Records supplied
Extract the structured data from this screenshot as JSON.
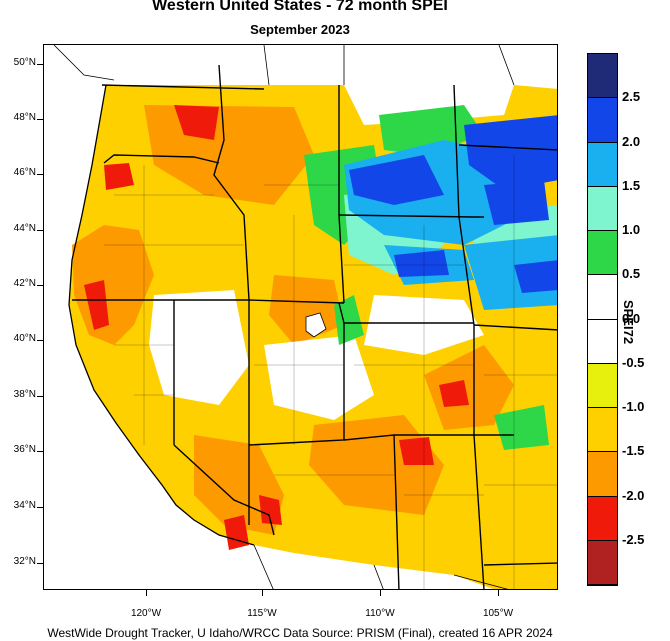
{
  "title": "Western United States - 72 month SPEI",
  "subtitle": "September 2023",
  "footer": "WestWide Drought Tracker, U Idaho/WRCC Data Source: PRISM (Final), created 16 APR 2024",
  "lat_labels": [
    "50°N",
    "48°N",
    "46°N",
    "44°N",
    "42°N",
    "40°N",
    "38°N",
    "36°N",
    "34°N",
    "32°N"
  ],
  "lon_labels": [
    "120°W",
    "115°W",
    "110°W",
    "105°W"
  ],
  "colorbar": {
    "title": "SPEI72",
    "labels": [
      "2.5",
      "2.0",
      "1.5",
      "1.0",
      "0.5",
      "0.0",
      "-0.5",
      "-1.0",
      "-1.5",
      "-2.0",
      "-2.5"
    ],
    "colors": [
      "#1f2b77",
      "#1346e8",
      "#1ab0f0",
      "#7ff5cf",
      "#2ed748",
      "#ffffff",
      "#ffffff",
      "#e6f00c",
      "#fed000",
      "#fd9a00",
      "#f01a0a",
      "#b02222"
    ]
  },
  "legend_colors": {
    "very_wet": "#1346e8",
    "wet": "#1ab0f0",
    "moist": "#7ff5cf",
    "slightly_wet": "#2ed748",
    "near_normal": "#ffffff",
    "abnormally_dry": "#e6f00c",
    "moderately_dry": "#fed000",
    "severely_dry": "#fd9a00",
    "extremely_dry": "#f01a0a",
    "exceptionally_dry": "#b02222"
  }
}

Set task
Quote the data above in full and without alteration; skip the pictures.

Solution below
Extract the structured data from this screenshot as JSON.
{
  "title": "Western United States - 72 month SPEI",
  "subtitle": "September 2023",
  "footer": "WestWide Drought Tracker, U Idaho/WRCC Data Source: PRISM (Final), created 16 APR 2024",
  "lat_labels": [
    "50°N",
    "48°N",
    "46°N",
    "44°N",
    "42°N",
    "40°N",
    "38°N",
    "36°N",
    "34°N",
    "32°N"
  ],
  "lon_labels": [
    "120°W",
    "115°W",
    "110°W",
    "105°W"
  ],
  "colorbar": {
    "title": "SPEI72",
    "labels": [
      "2.5",
      "2.0",
      "1.5",
      "1.0",
      "0.5",
      "0.0",
      "-0.5",
      "-1.0",
      "-1.5",
      "-2.0",
      "-2.5"
    ],
    "colors": [
      "#1f2b77",
      "#1346e8",
      "#1ab0f0",
      "#7ff5cf",
      "#2ed748",
      "#ffffff",
      "#ffffff",
      "#e6f00c",
      "#fed000",
      "#fd9a00",
      "#f01a0a",
      "#b02222"
    ]
  },
  "legend_colors": {
    "very_wet": "#1346e8",
    "wet": "#1ab0f0",
    "moist": "#7ff5cf",
    "slightly_wet": "#2ed748",
    "near_normal": "#ffffff",
    "abnormally_dry": "#e6f00c",
    "moderately_dry": "#fed000",
    "severely_dry": "#fd9a00",
    "extremely_dry": "#f01a0a",
    "exceptionally_dry": "#b02222"
  }
}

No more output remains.